[Data entries]
-----
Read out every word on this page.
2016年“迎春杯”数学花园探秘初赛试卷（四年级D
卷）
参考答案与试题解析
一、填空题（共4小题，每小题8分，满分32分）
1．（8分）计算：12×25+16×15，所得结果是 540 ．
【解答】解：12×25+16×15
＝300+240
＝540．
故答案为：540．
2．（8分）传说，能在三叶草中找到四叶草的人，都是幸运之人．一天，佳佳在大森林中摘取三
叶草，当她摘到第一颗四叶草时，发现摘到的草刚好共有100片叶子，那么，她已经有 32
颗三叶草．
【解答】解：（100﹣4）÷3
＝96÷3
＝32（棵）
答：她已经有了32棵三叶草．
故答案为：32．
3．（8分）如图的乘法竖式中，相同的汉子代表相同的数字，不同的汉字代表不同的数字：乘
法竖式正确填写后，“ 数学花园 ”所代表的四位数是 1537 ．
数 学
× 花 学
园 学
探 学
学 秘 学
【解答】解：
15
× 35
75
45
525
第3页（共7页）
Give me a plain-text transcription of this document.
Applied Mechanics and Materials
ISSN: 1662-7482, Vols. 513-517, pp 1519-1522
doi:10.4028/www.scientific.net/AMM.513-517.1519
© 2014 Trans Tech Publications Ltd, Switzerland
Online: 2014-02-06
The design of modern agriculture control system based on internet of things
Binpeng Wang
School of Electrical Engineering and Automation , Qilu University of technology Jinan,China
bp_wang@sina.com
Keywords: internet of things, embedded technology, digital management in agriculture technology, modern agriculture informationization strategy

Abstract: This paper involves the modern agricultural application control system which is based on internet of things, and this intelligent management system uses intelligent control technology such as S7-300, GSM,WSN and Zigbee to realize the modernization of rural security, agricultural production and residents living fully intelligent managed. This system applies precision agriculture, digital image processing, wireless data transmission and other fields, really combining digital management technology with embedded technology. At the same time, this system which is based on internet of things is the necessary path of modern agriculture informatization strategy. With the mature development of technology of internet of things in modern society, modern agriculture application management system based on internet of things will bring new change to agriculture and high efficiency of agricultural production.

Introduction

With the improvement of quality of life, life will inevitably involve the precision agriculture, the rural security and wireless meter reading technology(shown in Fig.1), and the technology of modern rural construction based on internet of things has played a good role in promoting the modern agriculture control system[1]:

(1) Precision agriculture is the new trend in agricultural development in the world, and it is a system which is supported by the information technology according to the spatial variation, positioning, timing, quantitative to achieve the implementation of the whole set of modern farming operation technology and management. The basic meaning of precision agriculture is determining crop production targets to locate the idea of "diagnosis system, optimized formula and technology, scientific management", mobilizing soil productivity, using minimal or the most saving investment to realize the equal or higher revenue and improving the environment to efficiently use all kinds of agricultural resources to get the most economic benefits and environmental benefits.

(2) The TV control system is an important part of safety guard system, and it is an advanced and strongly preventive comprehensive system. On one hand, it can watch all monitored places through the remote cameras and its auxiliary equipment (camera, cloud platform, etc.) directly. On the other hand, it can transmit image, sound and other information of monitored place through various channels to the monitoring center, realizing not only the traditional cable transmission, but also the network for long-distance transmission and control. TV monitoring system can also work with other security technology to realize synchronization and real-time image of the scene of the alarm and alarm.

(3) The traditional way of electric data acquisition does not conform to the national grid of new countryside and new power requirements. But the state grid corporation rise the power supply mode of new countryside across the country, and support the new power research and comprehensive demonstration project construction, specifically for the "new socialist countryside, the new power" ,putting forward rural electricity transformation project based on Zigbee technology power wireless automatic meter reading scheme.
-----
> **Task statement**
Return what is listed above, exactly and completely.

> **Task result**
Read out every word on this page.
2016年“迎春杯”数学花园探秘初赛试卷（四年级D
卷）
参考答案与试题解析
一、填空题（共4小题，每小题8分，满分32分）
1．（8分）计算：12×25+16×15，所得结果是 540 ．
【解答】解：12×25+16×15
＝300+240
＝540．
故答案为：540．
2．（8分）传说，能在三叶草中找到四叶草的人，都是幸运之人．一天，佳佳在大森林中摘取三
叶草，当她摘到第一颗四叶草时，发现摘到的草刚好共有100片叶子，那么，她已经有 32
颗三叶草．
【解答】解：（100﹣4）÷3
＝96÷3
＝32（棵）
答：她已经有了32棵三叶草．
故答案为：32．
3．（8分）如图的乘法竖式中，相同的汉子代表相同的数字，不同的汉字代表不同的数字：乘
法竖式正确填写后，“ 数学花园 ”所代表的四位数是 1537 ．
数 学
× 花 学
园 学
探 学
学 秘 学
【解答】解：
15
× 35
75
45
525
第3页（共7页）
Give me a plain-text transcription of this document.
Applied Mechanics and Materials
ISSN: 1662-7482, Vols. 513-517, pp 1519-1522
doi:10.4028/www.scientific.net/AMM.513-517.1519
© 2014 Trans Tech Publications Ltd, Switzerland
Online: 2014-02-06
The design of modern agriculture control system based on internet of things
Binpeng Wang
School of Electrical Engineering and Automation , Qilu University of technology Jinan,China
bp_wang@sina.com
Keywords: internet of things, embedded technology, digital management in agriculture technology, modern agriculture informationization strategy

Abstract: This paper involves the modern agricultural application control system which is based on internet of things, and this intelligent management system uses intelligent control technology such as S7-300, GSM,WSN and Zigbee to realize the modernization of rural security, agricultural production and residents living fully intelligent managed. This system applies precision agriculture, digital image processing, wireless data transmission and other fields, really combining digital management technology with embedded technology. At the same time, this system which is based on internet of things is the necessary path of modern agriculture informatization strategy. With the mature development of technology of internet of things in modern society, modern agriculture application management system based on internet of things will bring new change to agriculture and high efficiency of agricultural production.

Introduction

With the improvement of quality of life, life will inevitably involve the precision agriculture, the rural security and wireless meter reading technology(shown in Fig.1), and the technology of modern rural construction based on internet of things has played a good role in promoting the modern agriculture control system[1]:

(1) Precision agriculture is the new trend in agricultural development in the world, and it is a system which is supported by the information technology according to the spatial variation, positioning, timing, quantitative to achieve the implementation of the whole set of modern farming operation technology and management. The basic meaning of precision agriculture is determining crop production targets to locate the idea of "diagnosis system, optimized formula and technology, scientific management", mobilizing soil productivity, using minimal or the most saving investment to realize the equal or higher revenue and improving the environment to efficiently use all kinds of agricultural resources to get the most economic benefits and environmental benefits.

(2) The TV control system is an important part of safety guard system, and it is an advanced and strongly preventive comprehensive system. On one hand, it can watch all monitored places through the remote cameras and its auxiliary equipment (camera, cloud platform, etc.) directly. On the other hand, it can transmit image, sound and other information of monitored place through various channels to the monitoring center, realizing not only the traditional cable transmission, but also the network for long-distance transmission and control. TV monitoring system can also work with other security technology to realize synchronization and real-time image of the scene of the alarm and alarm.

(3) The traditional way of electric data acquisition does not conform to the national grid of new countryside and new power requirements. But the state grid corporation rise the power supply mode of new countryside across the country, and support the new power research and comprehensive demonstration project construction, specifically for the "new socialist countryside, the new power" ,putting forward rural electricity transformation project based on Zigbee technology power wireless automatic meter reading scheme.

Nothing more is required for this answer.